What is required: Copy every line that mentions the word "Concrete".

------------------------------------------------------------

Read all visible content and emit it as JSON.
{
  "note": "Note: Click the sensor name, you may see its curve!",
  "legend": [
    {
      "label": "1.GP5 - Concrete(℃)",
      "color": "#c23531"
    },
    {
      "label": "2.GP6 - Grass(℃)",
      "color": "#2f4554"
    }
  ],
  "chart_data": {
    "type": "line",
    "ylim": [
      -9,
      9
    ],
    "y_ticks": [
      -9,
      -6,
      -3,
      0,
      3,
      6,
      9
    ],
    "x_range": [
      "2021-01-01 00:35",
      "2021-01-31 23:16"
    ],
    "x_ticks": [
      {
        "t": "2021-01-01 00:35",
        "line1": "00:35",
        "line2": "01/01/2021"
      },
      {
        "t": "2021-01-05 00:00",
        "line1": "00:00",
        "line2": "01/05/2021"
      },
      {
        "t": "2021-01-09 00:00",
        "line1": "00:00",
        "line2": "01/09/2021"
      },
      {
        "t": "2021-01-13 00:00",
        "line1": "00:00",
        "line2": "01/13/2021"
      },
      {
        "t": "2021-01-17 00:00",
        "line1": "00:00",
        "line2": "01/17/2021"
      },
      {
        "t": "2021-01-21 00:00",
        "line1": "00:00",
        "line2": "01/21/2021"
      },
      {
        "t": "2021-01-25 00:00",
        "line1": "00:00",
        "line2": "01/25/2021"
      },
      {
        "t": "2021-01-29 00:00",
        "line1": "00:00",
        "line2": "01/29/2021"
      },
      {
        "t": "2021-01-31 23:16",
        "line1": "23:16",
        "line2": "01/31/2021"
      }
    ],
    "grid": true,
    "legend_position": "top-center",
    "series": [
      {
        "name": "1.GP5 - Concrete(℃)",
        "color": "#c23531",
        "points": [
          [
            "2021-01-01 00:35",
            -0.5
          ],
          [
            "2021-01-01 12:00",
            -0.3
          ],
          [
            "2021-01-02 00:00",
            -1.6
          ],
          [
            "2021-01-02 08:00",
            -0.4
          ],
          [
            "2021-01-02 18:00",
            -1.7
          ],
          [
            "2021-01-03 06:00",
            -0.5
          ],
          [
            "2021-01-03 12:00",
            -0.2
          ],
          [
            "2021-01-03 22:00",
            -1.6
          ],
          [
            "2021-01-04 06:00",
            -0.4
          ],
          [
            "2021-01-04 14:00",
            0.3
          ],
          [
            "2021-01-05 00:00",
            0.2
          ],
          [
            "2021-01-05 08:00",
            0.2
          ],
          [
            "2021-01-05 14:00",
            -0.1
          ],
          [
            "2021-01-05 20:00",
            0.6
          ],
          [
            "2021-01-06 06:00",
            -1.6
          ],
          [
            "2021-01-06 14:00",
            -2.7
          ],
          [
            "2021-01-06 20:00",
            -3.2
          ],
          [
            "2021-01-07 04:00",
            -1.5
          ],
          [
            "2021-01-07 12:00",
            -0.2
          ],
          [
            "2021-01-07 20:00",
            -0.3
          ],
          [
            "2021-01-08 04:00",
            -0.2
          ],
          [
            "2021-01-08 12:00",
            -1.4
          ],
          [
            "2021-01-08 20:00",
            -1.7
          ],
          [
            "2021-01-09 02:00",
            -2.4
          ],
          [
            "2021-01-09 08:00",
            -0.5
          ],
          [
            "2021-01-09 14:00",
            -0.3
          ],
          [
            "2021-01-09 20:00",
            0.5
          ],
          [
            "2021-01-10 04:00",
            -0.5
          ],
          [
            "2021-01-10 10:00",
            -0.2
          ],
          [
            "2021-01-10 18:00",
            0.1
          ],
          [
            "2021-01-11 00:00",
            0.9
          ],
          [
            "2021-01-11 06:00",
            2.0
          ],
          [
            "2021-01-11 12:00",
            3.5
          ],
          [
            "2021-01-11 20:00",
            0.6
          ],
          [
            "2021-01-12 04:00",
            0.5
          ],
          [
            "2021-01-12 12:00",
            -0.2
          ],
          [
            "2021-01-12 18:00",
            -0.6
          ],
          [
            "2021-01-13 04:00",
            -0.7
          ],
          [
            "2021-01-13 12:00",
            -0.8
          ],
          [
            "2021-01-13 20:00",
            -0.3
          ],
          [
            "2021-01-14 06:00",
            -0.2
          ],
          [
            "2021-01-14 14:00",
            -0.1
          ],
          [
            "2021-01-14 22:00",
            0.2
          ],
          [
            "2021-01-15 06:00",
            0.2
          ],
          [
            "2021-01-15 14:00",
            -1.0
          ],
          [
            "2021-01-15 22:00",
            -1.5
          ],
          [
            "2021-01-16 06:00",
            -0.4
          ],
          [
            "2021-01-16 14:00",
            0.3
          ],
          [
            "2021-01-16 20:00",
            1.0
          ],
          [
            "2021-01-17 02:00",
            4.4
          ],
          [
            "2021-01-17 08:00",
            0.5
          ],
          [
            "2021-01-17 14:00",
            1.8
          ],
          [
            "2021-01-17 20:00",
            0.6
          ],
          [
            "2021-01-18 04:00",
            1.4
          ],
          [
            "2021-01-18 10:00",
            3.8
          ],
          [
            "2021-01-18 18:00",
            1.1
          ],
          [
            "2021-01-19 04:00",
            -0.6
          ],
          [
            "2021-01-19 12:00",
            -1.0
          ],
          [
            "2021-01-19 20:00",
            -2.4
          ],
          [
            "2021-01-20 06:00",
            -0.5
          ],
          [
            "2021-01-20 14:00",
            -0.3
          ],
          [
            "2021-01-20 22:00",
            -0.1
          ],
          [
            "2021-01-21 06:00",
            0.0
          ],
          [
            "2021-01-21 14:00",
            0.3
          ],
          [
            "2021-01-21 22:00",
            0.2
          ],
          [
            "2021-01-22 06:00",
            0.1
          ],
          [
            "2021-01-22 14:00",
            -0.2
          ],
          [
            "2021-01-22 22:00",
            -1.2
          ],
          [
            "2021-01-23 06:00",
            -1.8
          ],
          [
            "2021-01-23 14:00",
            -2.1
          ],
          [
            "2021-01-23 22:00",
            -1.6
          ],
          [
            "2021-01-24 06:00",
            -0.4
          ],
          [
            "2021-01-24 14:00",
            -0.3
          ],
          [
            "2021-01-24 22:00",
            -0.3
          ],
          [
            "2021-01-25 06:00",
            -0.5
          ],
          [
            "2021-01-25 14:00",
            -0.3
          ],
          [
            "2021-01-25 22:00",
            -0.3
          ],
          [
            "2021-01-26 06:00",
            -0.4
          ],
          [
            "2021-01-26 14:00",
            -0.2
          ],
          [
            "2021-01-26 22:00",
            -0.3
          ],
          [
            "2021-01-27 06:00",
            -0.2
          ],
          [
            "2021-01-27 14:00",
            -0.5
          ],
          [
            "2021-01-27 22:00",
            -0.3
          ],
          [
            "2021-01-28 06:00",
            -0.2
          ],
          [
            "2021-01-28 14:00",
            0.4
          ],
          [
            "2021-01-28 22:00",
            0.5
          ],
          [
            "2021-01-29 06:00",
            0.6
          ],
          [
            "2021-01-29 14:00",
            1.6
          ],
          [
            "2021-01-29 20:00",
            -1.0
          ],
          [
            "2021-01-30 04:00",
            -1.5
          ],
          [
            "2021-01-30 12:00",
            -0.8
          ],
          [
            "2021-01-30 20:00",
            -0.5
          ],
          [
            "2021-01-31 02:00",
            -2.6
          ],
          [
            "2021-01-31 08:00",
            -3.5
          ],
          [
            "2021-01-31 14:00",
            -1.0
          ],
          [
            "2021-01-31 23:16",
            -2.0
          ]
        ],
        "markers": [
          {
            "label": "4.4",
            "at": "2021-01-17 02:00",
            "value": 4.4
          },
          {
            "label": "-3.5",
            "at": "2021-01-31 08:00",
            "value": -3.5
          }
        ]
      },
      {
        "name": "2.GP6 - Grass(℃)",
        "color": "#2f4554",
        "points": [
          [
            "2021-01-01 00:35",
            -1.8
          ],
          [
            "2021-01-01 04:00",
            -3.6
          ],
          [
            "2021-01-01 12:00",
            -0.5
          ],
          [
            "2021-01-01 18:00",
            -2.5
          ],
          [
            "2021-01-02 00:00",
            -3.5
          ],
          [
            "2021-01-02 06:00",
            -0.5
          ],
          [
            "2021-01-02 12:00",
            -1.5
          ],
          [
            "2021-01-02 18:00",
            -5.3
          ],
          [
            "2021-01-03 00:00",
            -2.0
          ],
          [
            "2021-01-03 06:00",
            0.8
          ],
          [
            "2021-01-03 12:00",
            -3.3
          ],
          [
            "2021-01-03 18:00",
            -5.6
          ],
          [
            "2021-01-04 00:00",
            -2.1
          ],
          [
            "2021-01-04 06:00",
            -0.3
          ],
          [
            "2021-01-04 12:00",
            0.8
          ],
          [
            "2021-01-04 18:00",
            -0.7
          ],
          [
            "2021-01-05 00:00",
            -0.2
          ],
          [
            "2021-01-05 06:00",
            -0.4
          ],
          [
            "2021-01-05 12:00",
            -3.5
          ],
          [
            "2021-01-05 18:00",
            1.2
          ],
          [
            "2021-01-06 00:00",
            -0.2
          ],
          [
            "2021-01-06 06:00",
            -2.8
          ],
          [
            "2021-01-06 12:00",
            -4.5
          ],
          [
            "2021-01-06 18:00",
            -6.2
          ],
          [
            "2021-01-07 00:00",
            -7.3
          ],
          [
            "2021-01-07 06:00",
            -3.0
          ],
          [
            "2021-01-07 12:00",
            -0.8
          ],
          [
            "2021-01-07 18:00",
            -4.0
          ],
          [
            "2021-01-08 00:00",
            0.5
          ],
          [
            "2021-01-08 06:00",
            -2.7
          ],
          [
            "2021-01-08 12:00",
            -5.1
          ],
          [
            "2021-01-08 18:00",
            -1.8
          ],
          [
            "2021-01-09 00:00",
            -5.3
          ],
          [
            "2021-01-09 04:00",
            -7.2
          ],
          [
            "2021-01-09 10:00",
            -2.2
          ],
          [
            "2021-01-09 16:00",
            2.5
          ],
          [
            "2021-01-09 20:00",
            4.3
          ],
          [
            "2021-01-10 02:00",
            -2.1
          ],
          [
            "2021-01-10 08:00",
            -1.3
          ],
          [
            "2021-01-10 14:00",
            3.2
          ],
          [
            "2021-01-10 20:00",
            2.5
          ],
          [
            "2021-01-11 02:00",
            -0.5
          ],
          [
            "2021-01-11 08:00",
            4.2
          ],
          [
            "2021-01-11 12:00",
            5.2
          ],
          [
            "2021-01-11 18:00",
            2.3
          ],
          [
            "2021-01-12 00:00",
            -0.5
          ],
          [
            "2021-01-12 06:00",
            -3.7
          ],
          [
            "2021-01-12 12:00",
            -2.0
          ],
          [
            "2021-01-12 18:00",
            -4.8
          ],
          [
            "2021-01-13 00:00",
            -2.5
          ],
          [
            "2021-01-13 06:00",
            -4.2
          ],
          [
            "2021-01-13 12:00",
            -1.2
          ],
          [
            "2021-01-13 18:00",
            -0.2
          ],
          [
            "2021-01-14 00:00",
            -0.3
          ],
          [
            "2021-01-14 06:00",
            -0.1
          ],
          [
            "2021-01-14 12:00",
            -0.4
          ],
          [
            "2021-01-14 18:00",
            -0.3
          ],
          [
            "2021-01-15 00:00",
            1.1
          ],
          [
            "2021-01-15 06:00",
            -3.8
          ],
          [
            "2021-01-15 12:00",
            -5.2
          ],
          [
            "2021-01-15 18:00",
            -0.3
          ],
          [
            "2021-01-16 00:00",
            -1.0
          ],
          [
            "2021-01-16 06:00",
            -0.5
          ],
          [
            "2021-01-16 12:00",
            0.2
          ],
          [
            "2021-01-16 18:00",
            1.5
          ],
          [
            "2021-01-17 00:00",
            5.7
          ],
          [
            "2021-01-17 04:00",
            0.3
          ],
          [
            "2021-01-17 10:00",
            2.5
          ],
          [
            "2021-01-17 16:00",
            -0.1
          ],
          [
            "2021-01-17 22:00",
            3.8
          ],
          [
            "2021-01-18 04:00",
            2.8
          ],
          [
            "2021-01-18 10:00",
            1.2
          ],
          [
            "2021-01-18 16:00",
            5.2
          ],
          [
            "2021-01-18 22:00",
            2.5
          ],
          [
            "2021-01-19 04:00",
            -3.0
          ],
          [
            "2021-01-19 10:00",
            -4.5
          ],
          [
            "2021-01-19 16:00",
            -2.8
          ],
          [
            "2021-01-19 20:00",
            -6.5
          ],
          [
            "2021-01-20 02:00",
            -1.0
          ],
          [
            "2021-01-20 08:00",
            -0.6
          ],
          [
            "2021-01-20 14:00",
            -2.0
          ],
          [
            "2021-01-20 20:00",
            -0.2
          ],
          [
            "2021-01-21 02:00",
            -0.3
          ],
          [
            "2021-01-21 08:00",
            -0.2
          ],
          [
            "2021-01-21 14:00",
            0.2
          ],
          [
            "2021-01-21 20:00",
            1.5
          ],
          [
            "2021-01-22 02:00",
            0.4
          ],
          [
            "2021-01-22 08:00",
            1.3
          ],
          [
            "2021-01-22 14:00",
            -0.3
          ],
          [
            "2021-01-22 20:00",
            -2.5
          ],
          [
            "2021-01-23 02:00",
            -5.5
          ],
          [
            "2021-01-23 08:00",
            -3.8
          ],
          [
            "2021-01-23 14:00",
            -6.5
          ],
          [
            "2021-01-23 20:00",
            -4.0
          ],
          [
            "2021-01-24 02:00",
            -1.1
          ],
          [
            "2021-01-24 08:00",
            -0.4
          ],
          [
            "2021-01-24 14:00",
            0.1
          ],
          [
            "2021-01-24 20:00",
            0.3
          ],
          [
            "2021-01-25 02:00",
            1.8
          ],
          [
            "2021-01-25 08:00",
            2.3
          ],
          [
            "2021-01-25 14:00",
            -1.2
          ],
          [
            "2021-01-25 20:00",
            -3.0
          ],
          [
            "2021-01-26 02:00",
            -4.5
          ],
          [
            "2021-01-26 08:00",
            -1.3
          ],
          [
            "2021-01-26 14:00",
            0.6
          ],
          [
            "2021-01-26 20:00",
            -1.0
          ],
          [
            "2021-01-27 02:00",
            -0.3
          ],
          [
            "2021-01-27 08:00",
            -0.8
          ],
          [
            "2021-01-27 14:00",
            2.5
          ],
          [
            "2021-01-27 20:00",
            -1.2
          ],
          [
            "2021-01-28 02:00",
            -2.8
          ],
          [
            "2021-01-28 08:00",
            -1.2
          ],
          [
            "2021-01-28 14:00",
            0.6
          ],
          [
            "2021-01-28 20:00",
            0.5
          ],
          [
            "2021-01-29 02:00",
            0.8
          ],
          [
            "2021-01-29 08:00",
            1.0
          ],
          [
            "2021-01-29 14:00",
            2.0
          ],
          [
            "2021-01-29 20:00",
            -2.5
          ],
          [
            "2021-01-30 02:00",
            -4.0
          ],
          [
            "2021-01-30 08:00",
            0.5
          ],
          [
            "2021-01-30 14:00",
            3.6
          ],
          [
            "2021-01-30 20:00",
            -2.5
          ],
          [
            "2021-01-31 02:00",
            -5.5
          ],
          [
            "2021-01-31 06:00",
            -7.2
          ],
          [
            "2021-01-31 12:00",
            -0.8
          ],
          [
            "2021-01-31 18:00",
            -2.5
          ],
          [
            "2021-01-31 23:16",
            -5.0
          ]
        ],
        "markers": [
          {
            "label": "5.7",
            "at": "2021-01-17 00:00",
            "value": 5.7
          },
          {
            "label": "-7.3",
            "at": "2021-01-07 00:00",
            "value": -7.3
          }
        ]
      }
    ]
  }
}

------------------------------------------------------------

Exercise solution:
      "label": "1.GP5 - Concrete(℃)",
        "name": "1.GP5 - Concrete(℃)",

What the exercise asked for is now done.